┌────────
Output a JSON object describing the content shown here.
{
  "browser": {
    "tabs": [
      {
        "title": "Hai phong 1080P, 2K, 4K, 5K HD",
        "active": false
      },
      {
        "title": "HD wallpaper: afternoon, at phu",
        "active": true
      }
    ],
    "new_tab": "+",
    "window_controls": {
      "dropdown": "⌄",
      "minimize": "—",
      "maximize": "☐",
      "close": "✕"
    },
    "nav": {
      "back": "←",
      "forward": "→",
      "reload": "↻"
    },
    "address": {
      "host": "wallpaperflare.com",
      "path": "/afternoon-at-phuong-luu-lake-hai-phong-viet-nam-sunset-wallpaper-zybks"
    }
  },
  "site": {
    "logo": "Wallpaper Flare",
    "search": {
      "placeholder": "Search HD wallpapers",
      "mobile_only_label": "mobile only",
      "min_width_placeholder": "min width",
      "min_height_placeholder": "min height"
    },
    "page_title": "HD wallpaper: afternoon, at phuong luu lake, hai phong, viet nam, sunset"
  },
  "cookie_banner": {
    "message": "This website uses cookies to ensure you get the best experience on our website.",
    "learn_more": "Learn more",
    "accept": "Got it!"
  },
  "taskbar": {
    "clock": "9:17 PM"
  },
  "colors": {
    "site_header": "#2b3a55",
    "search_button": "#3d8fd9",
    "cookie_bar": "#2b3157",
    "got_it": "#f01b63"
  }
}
└────────
Write out the full listing exactly as given.

▸ **Complete answer**
Output a JSON object describing the content shown here.
{
  "browser": {
    "tabs": [
      {
        "title": "Hai phong 1080P, 2K, 4K, 5K HD",
        "active": false
      },
      {
        "title": "HD wallpaper: afternoon, at phu",
        "active": true
      }
    ],
    "new_tab": "+",
    "window_controls": {
      "dropdown": "⌄",
      "minimize": "—",
      "maximize": "☐",
      "close": "✕"
    },
    "nav": {
      "back": "←",
      "forward": "→",
      "reload": "↻"
    },
    "address": {
      "host": "wallpaperflare.com",
      "path": "/afternoon-at-phuong-luu-lake-hai-phong-viet-nam-sunset-wallpaper-zybks"
    }
  },
  "site": {
    "logo": "Wallpaper Flare",
    "search": {
      "placeholder": "Search HD wallpapers",
      "mobile_only_label": "mobile only",
      "min_width_placeholder": "min width",
      "min_height_placeholder": "min height"
    },
    "page_title": "HD wallpaper: afternoon, at phuong luu lake, hai phong, viet nam, sunset"
  },
  "cookie_banner": {
    "message": "This website uses cookies to ensure you get the best experience on our website.",
    "learn_more": "Learn more",
    "accept": "Got it!"
  },
  "taskbar": {
    "clock": "9:17 PM"
  },
  "colors": {
    "site_header": "#2b3a55",
    "search_button": "#3d8fd9",
    "cookie_bar": "#2b3157",
    "got_it": "#f01b63"
  }
}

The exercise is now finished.